• Objective:
All of the material below is to be retyped exactly.

• Supplied material:
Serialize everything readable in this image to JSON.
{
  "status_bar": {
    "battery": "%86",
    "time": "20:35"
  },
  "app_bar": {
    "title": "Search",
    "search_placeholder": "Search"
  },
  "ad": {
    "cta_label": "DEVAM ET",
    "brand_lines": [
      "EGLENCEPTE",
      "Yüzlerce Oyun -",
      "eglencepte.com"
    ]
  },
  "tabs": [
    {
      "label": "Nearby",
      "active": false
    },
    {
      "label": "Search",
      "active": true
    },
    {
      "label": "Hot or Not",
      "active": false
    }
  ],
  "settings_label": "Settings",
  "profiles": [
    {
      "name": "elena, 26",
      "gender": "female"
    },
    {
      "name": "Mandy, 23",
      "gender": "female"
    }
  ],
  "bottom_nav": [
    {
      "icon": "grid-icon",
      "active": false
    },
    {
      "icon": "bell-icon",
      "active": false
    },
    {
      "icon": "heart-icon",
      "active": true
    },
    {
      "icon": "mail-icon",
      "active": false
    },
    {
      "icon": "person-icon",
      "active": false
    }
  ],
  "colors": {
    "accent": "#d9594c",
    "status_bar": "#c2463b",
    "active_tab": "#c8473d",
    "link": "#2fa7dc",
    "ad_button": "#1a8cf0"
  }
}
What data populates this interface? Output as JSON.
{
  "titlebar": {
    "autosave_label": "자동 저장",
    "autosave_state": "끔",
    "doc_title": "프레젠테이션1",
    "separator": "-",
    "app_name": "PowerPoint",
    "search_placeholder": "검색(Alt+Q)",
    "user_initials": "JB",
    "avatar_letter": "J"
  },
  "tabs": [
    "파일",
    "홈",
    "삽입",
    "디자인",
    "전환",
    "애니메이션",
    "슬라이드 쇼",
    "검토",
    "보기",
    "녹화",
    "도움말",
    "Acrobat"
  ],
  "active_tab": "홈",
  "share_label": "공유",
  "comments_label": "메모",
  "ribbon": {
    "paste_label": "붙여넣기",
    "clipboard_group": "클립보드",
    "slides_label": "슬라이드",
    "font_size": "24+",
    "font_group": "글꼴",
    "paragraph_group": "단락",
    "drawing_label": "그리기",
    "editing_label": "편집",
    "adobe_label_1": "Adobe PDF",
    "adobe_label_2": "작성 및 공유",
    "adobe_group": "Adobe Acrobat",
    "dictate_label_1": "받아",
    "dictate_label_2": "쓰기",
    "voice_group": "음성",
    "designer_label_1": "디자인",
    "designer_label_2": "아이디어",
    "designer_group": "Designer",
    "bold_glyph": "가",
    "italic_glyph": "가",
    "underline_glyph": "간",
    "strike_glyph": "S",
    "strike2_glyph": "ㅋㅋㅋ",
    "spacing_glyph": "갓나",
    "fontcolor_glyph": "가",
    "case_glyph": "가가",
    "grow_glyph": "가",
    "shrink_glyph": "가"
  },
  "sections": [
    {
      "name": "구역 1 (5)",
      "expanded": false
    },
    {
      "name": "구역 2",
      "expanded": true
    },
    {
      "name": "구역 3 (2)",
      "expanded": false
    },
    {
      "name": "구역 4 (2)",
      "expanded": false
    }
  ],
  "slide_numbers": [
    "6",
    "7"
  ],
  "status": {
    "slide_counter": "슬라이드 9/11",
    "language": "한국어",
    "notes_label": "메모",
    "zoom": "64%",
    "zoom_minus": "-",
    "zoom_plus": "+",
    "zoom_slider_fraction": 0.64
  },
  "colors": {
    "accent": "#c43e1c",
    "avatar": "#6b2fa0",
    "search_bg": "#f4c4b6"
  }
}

• Solution to the exercise:
Serialize everything readable in this image to JSON.
{
  "status_bar": {
    "battery": "%86",
    "time": "20:35"
  },
  "app_bar": {
    "title": "Search",
    "search_placeholder": "Search"
  },
  "ad": {
    "cta_label": "DEVAM ET",
    "brand_lines": [
      "EGLENCEPTE",
      "Yüzlerce Oyun -",
      "eglencepte.com"
    ]
  },
  "tabs": [
    {
      "label": "Nearby",
      "active": false
    },
    {
      "label": "Search",
      "active": true
    },
    {
      "label": "Hot or Not",
      "active": false
    }
  ],
  "settings_label": "Settings",
  "profiles": [
    {
      "name": "elena, 26",
      "gender": "female"
    },
    {
      "name": "Mandy, 23",
      "gender": "female"
    }
  ],
  "bottom_nav": [
    {
      "icon": "grid-icon",
      "active": false
    },
    {
      "icon": "bell-icon",
      "active": false
    },
    {
      "icon": "heart-icon",
      "active": true
    },
    {
      "icon": "mail-icon",
      "active": false
    },
    {
      "icon": "person-icon",
      "active": false
    }
  ],
  "colors": {
    "accent": "#d9594c",
    "status_bar": "#c2463b",
    "active_tab": "#c8473d",
    "link": "#2fa7dc",
    "ad_button": "#1a8cf0"
  }
}
What data populates this interface? Output as JSON.
{
  "titlebar": {
    "autosave_label": "자동 저장",
    "autosave_state": "끔",
    "doc_title": "프레젠테이션1",
    "separator": "-",
    "app_name": "PowerPoint",
    "search_placeholder": "검색(Alt+Q)",
    "user_initials": "JB",
    "avatar_letter": "J"
  },
  "tabs": [
    "파일",
    "홈",
    "삽입",
    "디자인",
    "전환",
    "애니메이션",
    "슬라이드 쇼",
    "검토",
    "보기",
    "녹화",
    "도움말",
    "Acrobat"
  ],
  "active_tab": "홈",
  "share_label": "공유",
  "comments_label": "메모",
  "ribbon": {
    "paste_label": "붙여넣기",
    "clipboard_group": "클립보드",
    "slides_label": "슬라이드",
    "font_size": "24+",
    "font_group": "글꼴",
    "paragraph_group": "단락",
    "drawing_label": "그리기",
    "editing_label": "편집",
    "adobe_label_1": "Adobe PDF",
    "adobe_label_2": "작성 및 공유",
    "adobe_group": "Adobe Acrobat",
    "dictate_label_1": "받아",
    "dictate_label_2": "쓰기",
    "voice_group": "음성",
    "designer_label_1": "디자인",
    "designer_label_2": "아이디어",
    "designer_group": "Designer",
    "bold_glyph": "가",
    "italic_glyph": "가",
    "underline_glyph": "간",
    "strike_glyph": "S",
    "strike2_glyph": "ㅋㅋㅋ",
    "spacing_glyph": "갓나",
    "fontcolor_glyph": "가",
    "case_glyph": "가가",
    "grow_glyph": "가",
    "shrink_glyph": "가"
  },
  "sections": [
    {
      "name": "구역 1 (5)",
      "expanded": false
    },
    {
      "name": "구역 2",
      "expanded": true
    },
    {
      "name": "구역 3 (2)",
      "expanded": false
    },
    {
      "name": "구역 4 (2)",
      "expanded": false
    }
  ],
  "slide_numbers": [
    "6",
    "7"
  ],
  "status": {
    "slide_counter": "슬라이드 9/11",
    "language": "한국어",
    "notes_label": "메모",
    "zoom": "64%",
    "zoom_minus": "-",
    "zoom_plus": "+",
    "zoom_slider_fraction": 0.64
  },
  "colors": {
    "accent": "#c43e1c",
    "avatar": "#6b2fa0",
    "search_bg": "#f4c4b6"
  }
}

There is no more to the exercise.